Task details: Pick up the New Zealand news roundup below after its last sentence and continue writing it.

Extracted text:
━━━━━━━━━━━━━━━━━━━━━━━━━━━━━━

A round of local by-election results has come in, with a few new councillors set to take office. Down in Invercargill, broadcaster Marcus Lush has stormed into a vacant seat with a huge majority, from his base in Bluff. Final results aren’t out in Palmerston North yet, but former refugee Orphee Mickalad looks set to win the seat vacated by new MP Tangi Utikere – his old history teacher, for the record. And in the Rangitīkei District, it appears a new councillor has won with the lowest turnout in New Zealand’s history. Ethan Griffiths from the Whanganui Chronicle reports that just 245 votes were needed to get Coral Ruakawa over the line in a contested by-election, with turnout sitting around 14%.
Good news if you were hoping to go to the Garden Party in Wellington – after the alert level move it is going ahead as planned. Presented by Verb and The Spinoff at the Botanic Gardens, there’ll be heaps of great chats, music and more. Check out our highlights post here. And on Saturday night join us for music and a drink and a few surprises at the Garden Party After Party. More info and tickets here.
Got some feedback about The Bulletin, or anything in the news? Drop us a line at email@example.com
Right now on The Spinoff: Claire Breen writes about the children at the heart of the diplomatic row between Australia and New Zealand over the accused terrorist. Leonie Hayden outlines some deep and complicated thoughts on Pākehā people learning te reo Māori. Former corrections worker Chloe Blades reviews the new Jared Savage book Gangland. Experts on employment predict how Covid-19 will change the way we work and impact jobs in the future. Janaye Henry on video stage manages the latest Covid-19 press conference. And Tara Ward reports some massive news from the world of reality TV – the new Bachelor will be Sol3 Mio singer Moses Mackay.
For a feature today, a fairly damning piece about the convergence of the US defence industry and foreign policy. Responsible Statecraft reports that a Congressional study group has recommended that new president Joe Biden extend the deadline for withdrawing troops from Afghanistan – the longest war in the country’s history. But the report also points out that a huge share of members of that study group have current or former financial ties with the defence industry. Here’s an excerpt:
“This is a good example of the fox guarding the henhouse,” said Mandy Smithberger, director of the Center for Defense Information at the Project on Government Oversight. “One of the problems in our foreign policy making is that all of the advice is heavily dominated by people with financial stakes in continuing war.”

━━━━━━━━━━━━━━━━━━━━━━━━━━━━━━

Data excerpts:
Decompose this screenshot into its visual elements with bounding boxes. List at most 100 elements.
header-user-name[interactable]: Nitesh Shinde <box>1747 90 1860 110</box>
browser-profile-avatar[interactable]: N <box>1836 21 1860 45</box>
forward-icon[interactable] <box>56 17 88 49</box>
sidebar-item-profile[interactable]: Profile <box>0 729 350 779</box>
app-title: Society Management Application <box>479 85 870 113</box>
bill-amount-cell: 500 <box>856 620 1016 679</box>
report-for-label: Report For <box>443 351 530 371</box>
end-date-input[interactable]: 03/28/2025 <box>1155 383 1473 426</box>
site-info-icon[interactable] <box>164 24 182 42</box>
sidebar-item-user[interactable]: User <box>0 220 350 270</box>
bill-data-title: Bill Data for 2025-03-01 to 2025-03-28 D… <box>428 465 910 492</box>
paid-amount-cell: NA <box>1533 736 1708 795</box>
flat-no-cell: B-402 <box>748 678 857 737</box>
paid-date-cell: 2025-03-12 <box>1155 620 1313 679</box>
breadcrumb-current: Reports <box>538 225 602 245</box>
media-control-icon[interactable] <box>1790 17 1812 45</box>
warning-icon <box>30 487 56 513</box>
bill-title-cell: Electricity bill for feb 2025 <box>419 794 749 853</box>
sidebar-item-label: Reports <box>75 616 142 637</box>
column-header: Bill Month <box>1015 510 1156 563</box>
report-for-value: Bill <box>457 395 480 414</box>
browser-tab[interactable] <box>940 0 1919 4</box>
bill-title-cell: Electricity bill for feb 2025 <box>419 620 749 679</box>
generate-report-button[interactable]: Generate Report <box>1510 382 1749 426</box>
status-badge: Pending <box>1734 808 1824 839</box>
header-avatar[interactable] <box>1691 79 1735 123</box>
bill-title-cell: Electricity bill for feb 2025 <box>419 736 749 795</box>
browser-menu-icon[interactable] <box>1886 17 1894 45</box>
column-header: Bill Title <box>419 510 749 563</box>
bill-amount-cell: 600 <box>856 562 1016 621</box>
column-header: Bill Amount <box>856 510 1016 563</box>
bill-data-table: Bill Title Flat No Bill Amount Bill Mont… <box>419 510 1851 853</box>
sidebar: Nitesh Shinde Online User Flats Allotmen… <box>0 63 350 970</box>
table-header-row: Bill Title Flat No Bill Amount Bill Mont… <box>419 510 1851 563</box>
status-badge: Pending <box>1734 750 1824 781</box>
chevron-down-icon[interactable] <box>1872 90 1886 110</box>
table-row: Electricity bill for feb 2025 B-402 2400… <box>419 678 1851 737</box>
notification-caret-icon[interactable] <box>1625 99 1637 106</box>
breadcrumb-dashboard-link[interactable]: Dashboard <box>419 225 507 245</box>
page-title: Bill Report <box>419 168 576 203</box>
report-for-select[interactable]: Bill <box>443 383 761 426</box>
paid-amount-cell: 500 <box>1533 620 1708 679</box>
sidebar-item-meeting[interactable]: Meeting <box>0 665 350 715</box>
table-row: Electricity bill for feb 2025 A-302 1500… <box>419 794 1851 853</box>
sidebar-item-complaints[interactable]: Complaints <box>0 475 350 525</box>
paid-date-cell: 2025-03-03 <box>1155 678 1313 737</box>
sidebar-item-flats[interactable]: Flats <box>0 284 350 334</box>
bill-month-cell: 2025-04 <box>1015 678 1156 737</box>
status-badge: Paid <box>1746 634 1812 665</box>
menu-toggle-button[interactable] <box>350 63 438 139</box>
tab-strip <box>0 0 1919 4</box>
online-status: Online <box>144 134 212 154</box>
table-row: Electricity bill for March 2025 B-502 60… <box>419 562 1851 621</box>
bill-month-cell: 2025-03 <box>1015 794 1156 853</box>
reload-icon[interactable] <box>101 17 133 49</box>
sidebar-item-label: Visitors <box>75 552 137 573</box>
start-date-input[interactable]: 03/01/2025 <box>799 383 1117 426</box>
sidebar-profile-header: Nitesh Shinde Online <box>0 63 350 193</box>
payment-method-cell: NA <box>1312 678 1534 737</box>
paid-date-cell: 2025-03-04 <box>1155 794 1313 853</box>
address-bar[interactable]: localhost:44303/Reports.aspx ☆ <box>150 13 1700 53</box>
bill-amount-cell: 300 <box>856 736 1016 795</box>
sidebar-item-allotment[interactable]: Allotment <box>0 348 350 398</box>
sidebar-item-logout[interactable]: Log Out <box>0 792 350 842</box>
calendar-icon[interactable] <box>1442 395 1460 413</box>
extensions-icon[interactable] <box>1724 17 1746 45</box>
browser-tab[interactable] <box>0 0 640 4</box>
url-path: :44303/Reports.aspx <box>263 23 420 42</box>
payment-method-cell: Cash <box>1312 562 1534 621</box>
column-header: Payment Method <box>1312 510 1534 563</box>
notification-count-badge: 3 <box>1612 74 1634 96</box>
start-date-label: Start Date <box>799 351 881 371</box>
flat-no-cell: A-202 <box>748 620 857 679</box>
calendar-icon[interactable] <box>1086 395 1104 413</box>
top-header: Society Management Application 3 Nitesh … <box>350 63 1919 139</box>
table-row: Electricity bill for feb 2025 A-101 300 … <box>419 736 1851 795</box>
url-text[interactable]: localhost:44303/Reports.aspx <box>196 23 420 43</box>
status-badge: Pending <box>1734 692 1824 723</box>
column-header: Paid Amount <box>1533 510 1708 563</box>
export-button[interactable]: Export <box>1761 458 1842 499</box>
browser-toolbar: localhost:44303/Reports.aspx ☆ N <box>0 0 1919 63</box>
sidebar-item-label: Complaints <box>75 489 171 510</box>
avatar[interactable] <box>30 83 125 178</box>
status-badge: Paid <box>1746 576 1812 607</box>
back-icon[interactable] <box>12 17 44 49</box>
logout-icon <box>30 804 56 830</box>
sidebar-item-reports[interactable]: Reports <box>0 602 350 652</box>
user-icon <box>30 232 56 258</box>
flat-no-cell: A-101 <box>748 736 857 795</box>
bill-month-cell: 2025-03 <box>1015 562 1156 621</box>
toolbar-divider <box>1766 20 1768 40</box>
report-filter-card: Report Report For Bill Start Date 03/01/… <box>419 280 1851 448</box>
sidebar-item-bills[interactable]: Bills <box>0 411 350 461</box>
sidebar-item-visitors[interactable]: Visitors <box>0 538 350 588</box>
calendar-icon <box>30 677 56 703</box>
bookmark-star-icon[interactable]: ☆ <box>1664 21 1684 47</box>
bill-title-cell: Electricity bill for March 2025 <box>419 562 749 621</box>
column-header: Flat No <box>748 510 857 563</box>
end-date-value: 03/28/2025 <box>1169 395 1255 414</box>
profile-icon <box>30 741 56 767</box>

━━━━━━━━━━━━━━━━━━━━━━━━━━━━━━

Task output:
For example, Ret. Gen. Joseph F. Dunford was a co-chair of the Afghanistan Study Group. Dunford served as Chairman of the Joint Chiefs of Staff from 2015 to 2019, commandant of the Marine Corps, and Commander of all United States and NATO forces in Afghanistan in 2013.
He led the group alongside Kelly Ayotte, who represented New Hampshire in the Senate from 2011 to 2016, and Nancy Lindborg, the President and CEO of the David and Lucile Packard Foundation. Dunford and Ayotte have also used their expertise not just to advise the Biden administration on the Afghanistan War but to cash in with major defense contractors.
It seems almost tautological to say it at this point, but there’s more entitled brat behaviour going on with the America’s Cup. The latest round involves Challenger of Record Luna Rossa, who are insisting that racing restart on Friday despite Auckland still being at level two. That has caused serious tension with other teams, and the situation is well-covered in this opinion piece by Stuff’s David Long. He argues that Luna Rossa’s position ignores the country’s wider situation, and is an unsporting effort to take advantage of their current leading position.